◆ TASK REQUIREMENTS ◆
Return all of the data verbatim, dropping any picture.

□ □ □ □ □

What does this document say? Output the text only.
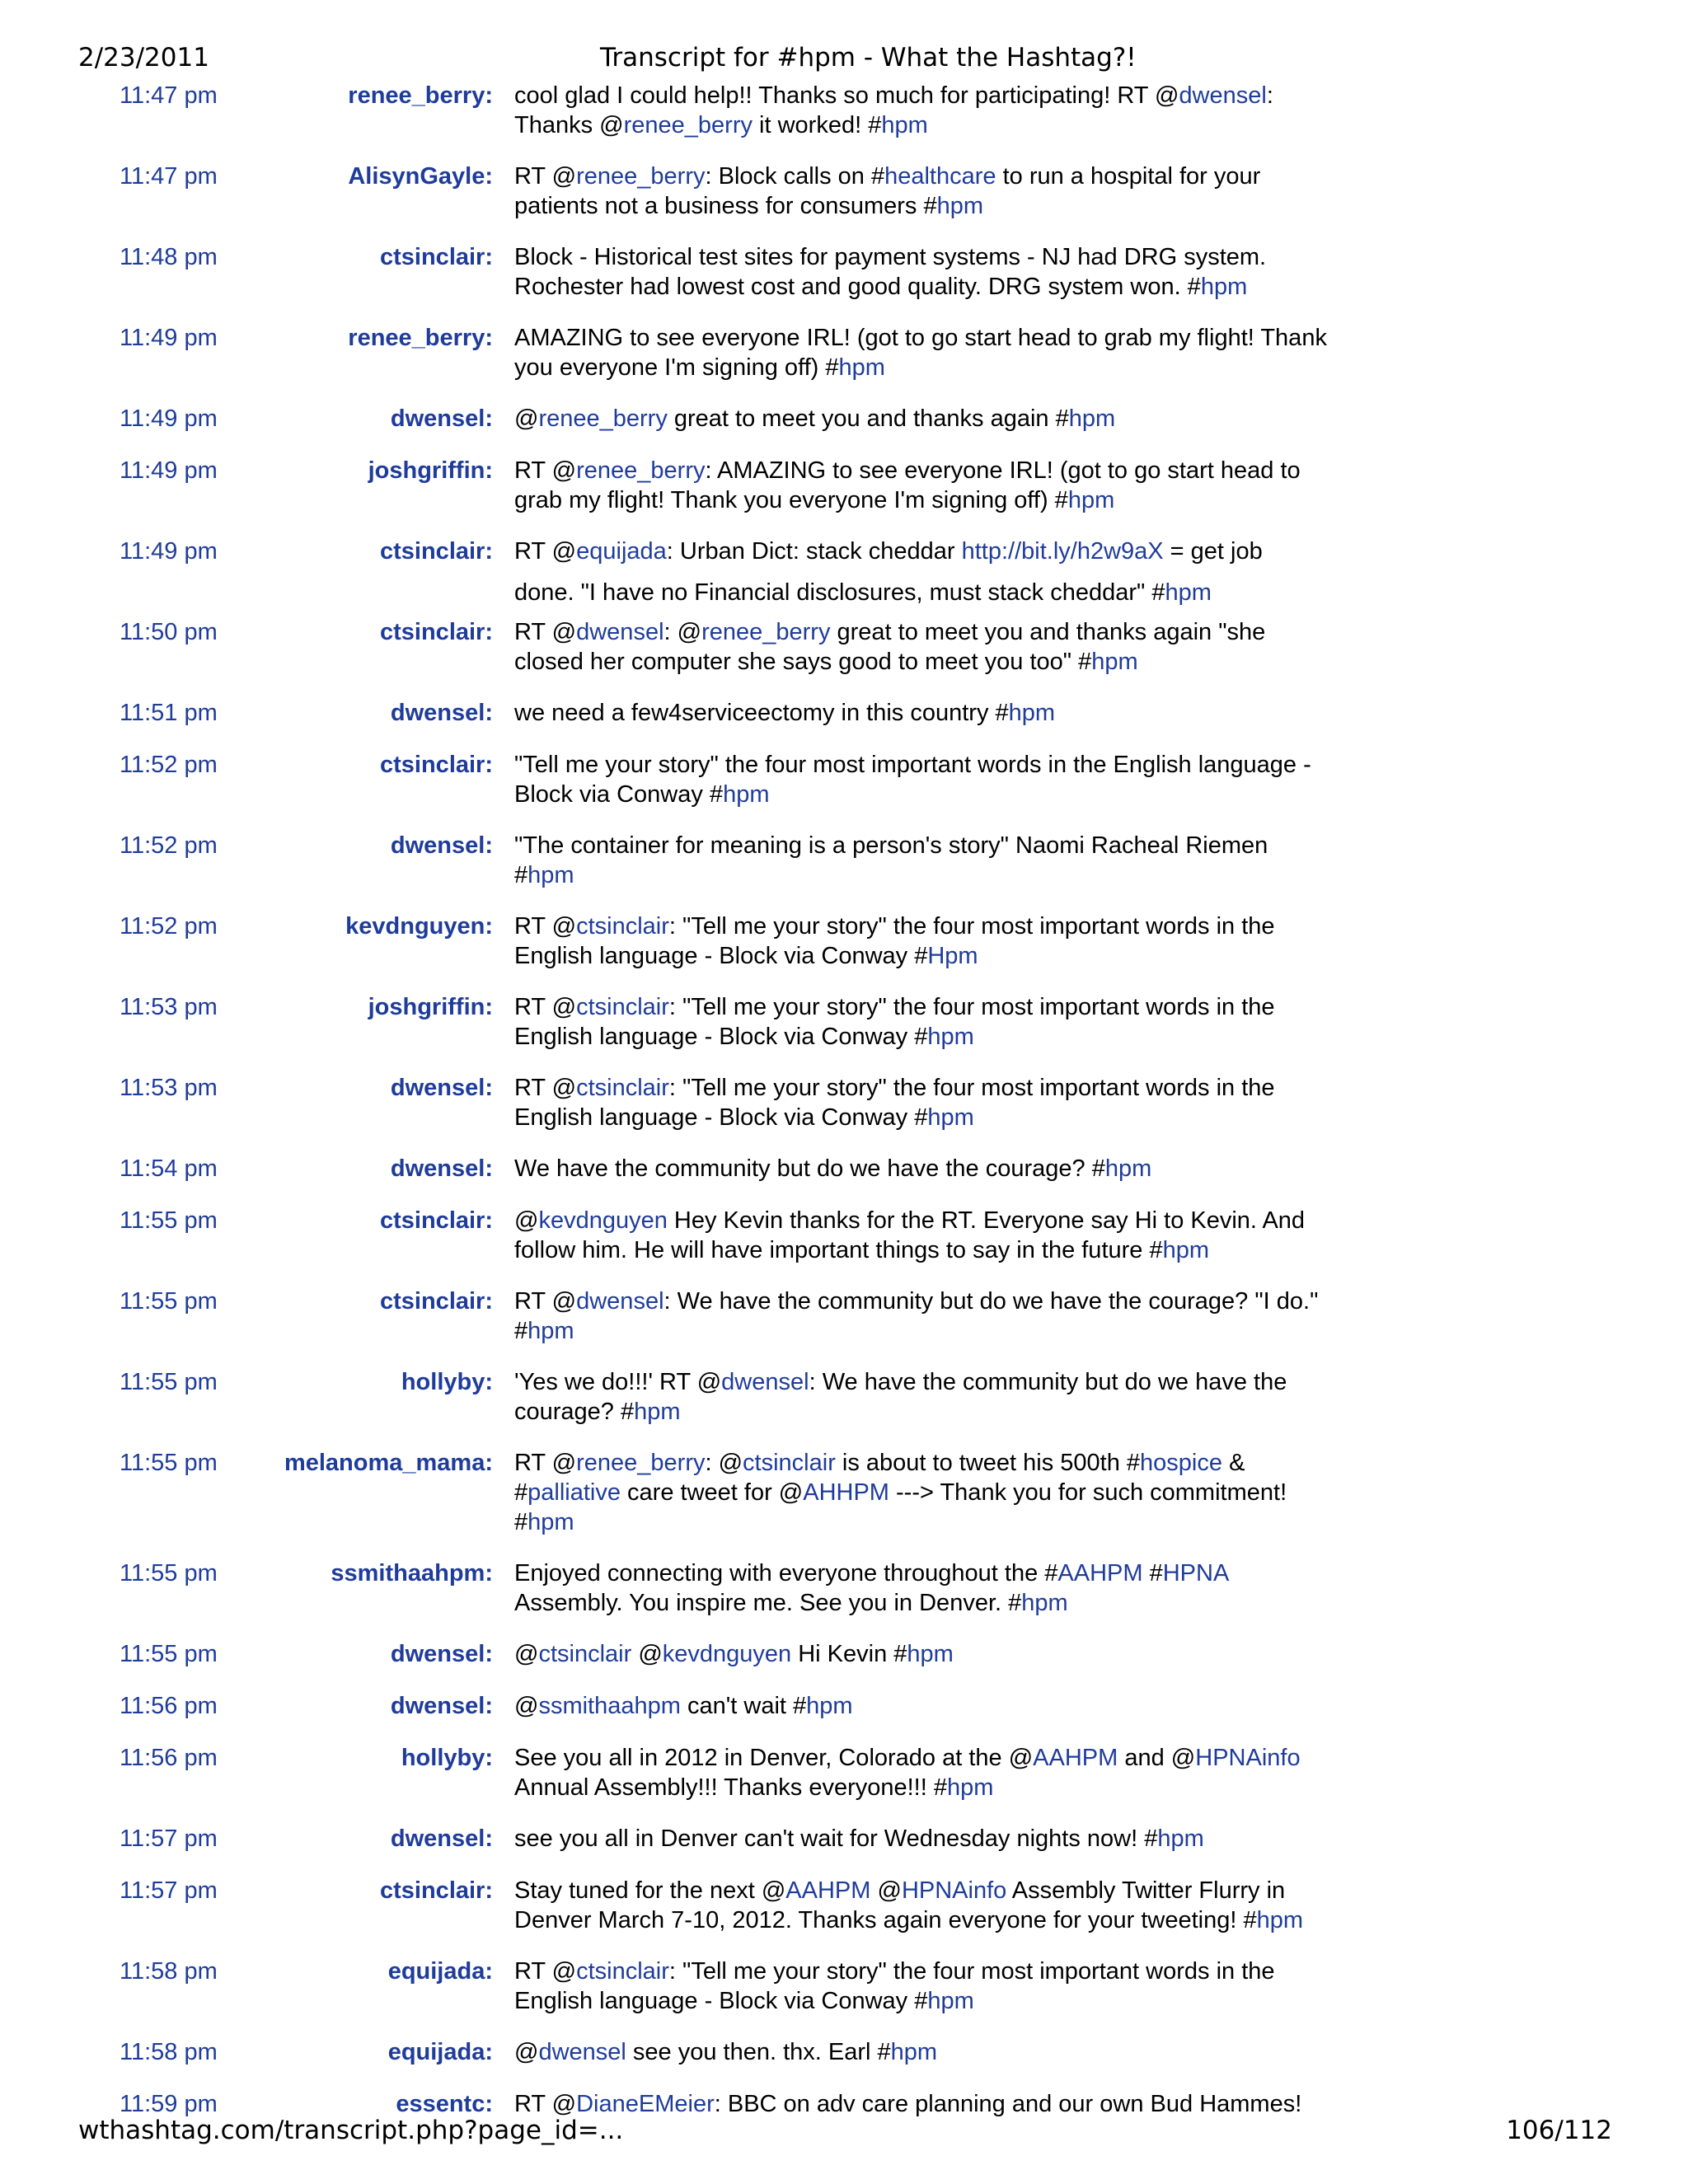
2/23/2011	Transcript for #hpm - What the Hashtag?!
11:47 pm	renee_berry: cool glad I could help!! Thanks so much for participating! RT @dwensel:
Thanks @renee_berry it worked! #hpm
11:47 pm	AlisynGayle: RT @renee_berry: Block calls on #healthcare to run a hospital for your
patients not a business for consumers #hpm
11:48 pm	ctsinclair: Block - Historical test sites for payment systems - NJ had DRG system.
Rochester had lowest cost and good quality. DRG system won. #hpm
11:49 pm	renee_berry: AMAZING to see everyone IRL! (got to go start head to grab my flight! Thank
you everyone I'm signing off) #hpm
11:49 pm	dwensel: @renee_berry great to meet you and thanks again #hpm
11:49 pm	joshgriffin: RT @renee_berry: AMAZING to see everyone IRL! (got to go start head to
grab my flight! Thank you everyone I'm signing off) #hpm
11:49 pm	ctsinclair: RT @equijada: Urban Dict: stack cheddar http://bit.ly/h2w9aX = get job

done. "I have no Financial disclosures, must stack cheddar" #hpm
11:50 pm	ctsinclair: RT @dwensel: @renee_berry great to meet you and thanks again "she
closed her computer she says good to meet you too" #hpm
11:51 pm	dwensel: we need a few4serviceectomy in this country #hpm
11:52 pm	ctsinclair: "Tell me your story" the four most important words in the English language -
Block via Conway #hpm
11:52 pm	dwensel: "The container for meaning is a person's story" Naomi Racheal Riemen
#hpm
11:52 pm	kevdnguyen: RT @ctsinclair: "Tell me your story" the four most important words in the
English language - Block via Conway #Hpm
11:53 pm	joshgriffin: RT @ctsinclair: "Tell me your story" the four most important words in the
English language - Block via Conway #hpm
11:53 pm	dwensel: RT @ctsinclair: "Tell me your story" the four most important words in the
English language - Block via Conway #hpm
11:54 pm	dwensel: We have the community but do we have the courage? #hpm
11:55 pm	ctsinclair: @kevdnguyen Hey Kevin thanks for the RT. Everyone say Hi to Kevin. And
follow him. He will have important things to say in the future #hpm
11:55 pm	ctsinclair: RT @dwensel: We have the community but do we have the courage? "I do."
#hpm
11:55 pm	hollyby: 'Yes we do!!!' RT @dwensel: We have the community but do we have the
courage? #hpm
11:55 pm	melanoma_mama: RT @renee_berry: @ctsinclair is about to tweet his 500th #hospice &
#palliative care tweet for @AHHPM ---> Thank you for such commitment!
#hpm
11:55 pm	ssmithaahpm: Enjoyed connecting with everyone throughout the #AAHPM #HPNA
Assembly. You inspire me. See you in Denver. #hpm
11:55 pm	dwensel: @ctsinclair @kevdnguyen Hi Kevin #hpm
11:56 pm	dwensel: @ssmithaahpm can't wait #hpm
11:56 pm	hollyby: See you all in 2012 in Denver, Colorado at the @AAHPM and @HPNAinfo
Annual Assembly!!! Thanks everyone!!! #hpm
11:57 pm	dwensel: see you all in Denver can't wait for Wednesday nights now! #hpm
11:57 pm	ctsinclair: Stay tuned for the next @AAHPM @HPNAinfo Assembly Twitter Flurry in
Denver March 7-10, 2012. Thanks again everyone for your tweeting! #hpm
11:58 pm	equijada: RT @ctsinclair: "Tell me your story" the four most important words in the
English language - Block via Conway #hpm
11:58 pm	equijada: @dwensel see you then. thx. Earl #hpm
11:59 pm	essentc: RT @DianeEMeier: BBC on adv care planning and our own Bud Hammes!
wthashtag.com/transcript.php?page_id=...	106/112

□ □ □ □ □

◆ RESPONSE TO THIS TASK ◆
What does this document say? Output the text only.
2/23/2011	Transcript for #hpm - What the Hashtag?!
11:47 pm	renee_berry: cool glad I could help!! Thanks so much for participating! RT @dwensel:
Thanks @renee_berry it worked! #hpm
11:47 pm	AlisynGayle: RT @renee_berry: Block calls on #healthcare to run a hospital for your
patients not a business for consumers #hpm
11:48 pm	ctsinclair: Block - Historical test sites for payment systems - NJ had DRG system.
Rochester had lowest cost and good quality. DRG system won. #hpm
11:49 pm	renee_berry: AMAZING to see everyone IRL! (got to go start head to grab my flight! Thank
you everyone I'm signing off) #hpm
11:49 pm	dwensel: @renee_berry great to meet you and thanks again #hpm
11:49 pm	joshgriffin: RT @renee_berry: AMAZING to see everyone IRL! (got to go start head to
grab my flight! Thank you everyone I'm signing off) #hpm
11:49 pm	ctsinclair: RT @equijada: Urban Dict: stack cheddar http://bit.ly/h2w9aX = get job

done. "I have no Financial disclosures, must stack cheddar" #hpm
11:50 pm	ctsinclair: RT @dwensel: @renee_berry great to meet you and thanks again "she
closed her computer she says good to meet you too" #hpm
11:51 pm	dwensel: we need a few4serviceectomy in this country #hpm
11:52 pm	ctsinclair: "Tell me your story" the four most important words in the English language -
Block via Conway #hpm
11:52 pm	dwensel: "The container for meaning is a person's story" Naomi Racheal Riemen
#hpm
11:52 pm	kevdnguyen: RT @ctsinclair: "Tell me your story" the four most important words in the
English language - Block via Conway #Hpm
11:53 pm	joshgriffin: RT @ctsinclair: "Tell me your story" the four most important words in the
English language - Block via Conway #hpm
11:53 pm	dwensel: RT @ctsinclair: "Tell me your story" the four most important words in the
English language - Block via Conway #hpm
11:54 pm	dwensel: We have the community but do we have the courage? #hpm
11:55 pm	ctsinclair: @kevdnguyen Hey Kevin thanks for the RT. Everyone say Hi to Kevin. And
follow him. He will have important things to say in the future #hpm
11:55 pm	ctsinclair: RT @dwensel: We have the community but do we have the courage? "I do."
#hpm
11:55 pm	hollyby: 'Yes we do!!!' RT @dwensel: We have the community but do we have the
courage? #hpm
11:55 pm	melanoma_mama: RT @renee_berry: @ctsinclair is about to tweet his 500th #hospice &
#palliative care tweet for @AHHPM ---> Thank you for such commitment!
#hpm
11:55 pm	ssmithaahpm: Enjoyed connecting with everyone throughout the #AAHPM #HPNA
Assembly. You inspire me. See you in Denver. #hpm
11:55 pm	dwensel: @ctsinclair @kevdnguyen Hi Kevin #hpm
11:56 pm	dwensel: @ssmithaahpm can't wait #hpm
11:56 pm	hollyby: See you all in 2012 in Denver, Colorado at the @AAHPM and @HPNAinfo
Annual Assembly!!! Thanks everyone!!! #hpm
11:57 pm	dwensel: see you all in Denver can't wait for Wednesday nights now! #hpm
11:57 pm	ctsinclair: Stay tuned for the next @AAHPM @HPNAinfo Assembly Twitter Flurry in
Denver March 7-10, 2012. Thanks again everyone for your tweeting! #hpm
11:58 pm	equijada: RT @ctsinclair: "Tell me your story" the four most important words in the
English language - Block via Conway #hpm
11:58 pm	equijada: @dwensel see you then. thx. Earl #hpm
11:59 pm	essentc: RT @DianeEMeier: BBC on adv care planning and our own Bud Hammes!
wthashtag.com/transcript.php?page_id=...	106/112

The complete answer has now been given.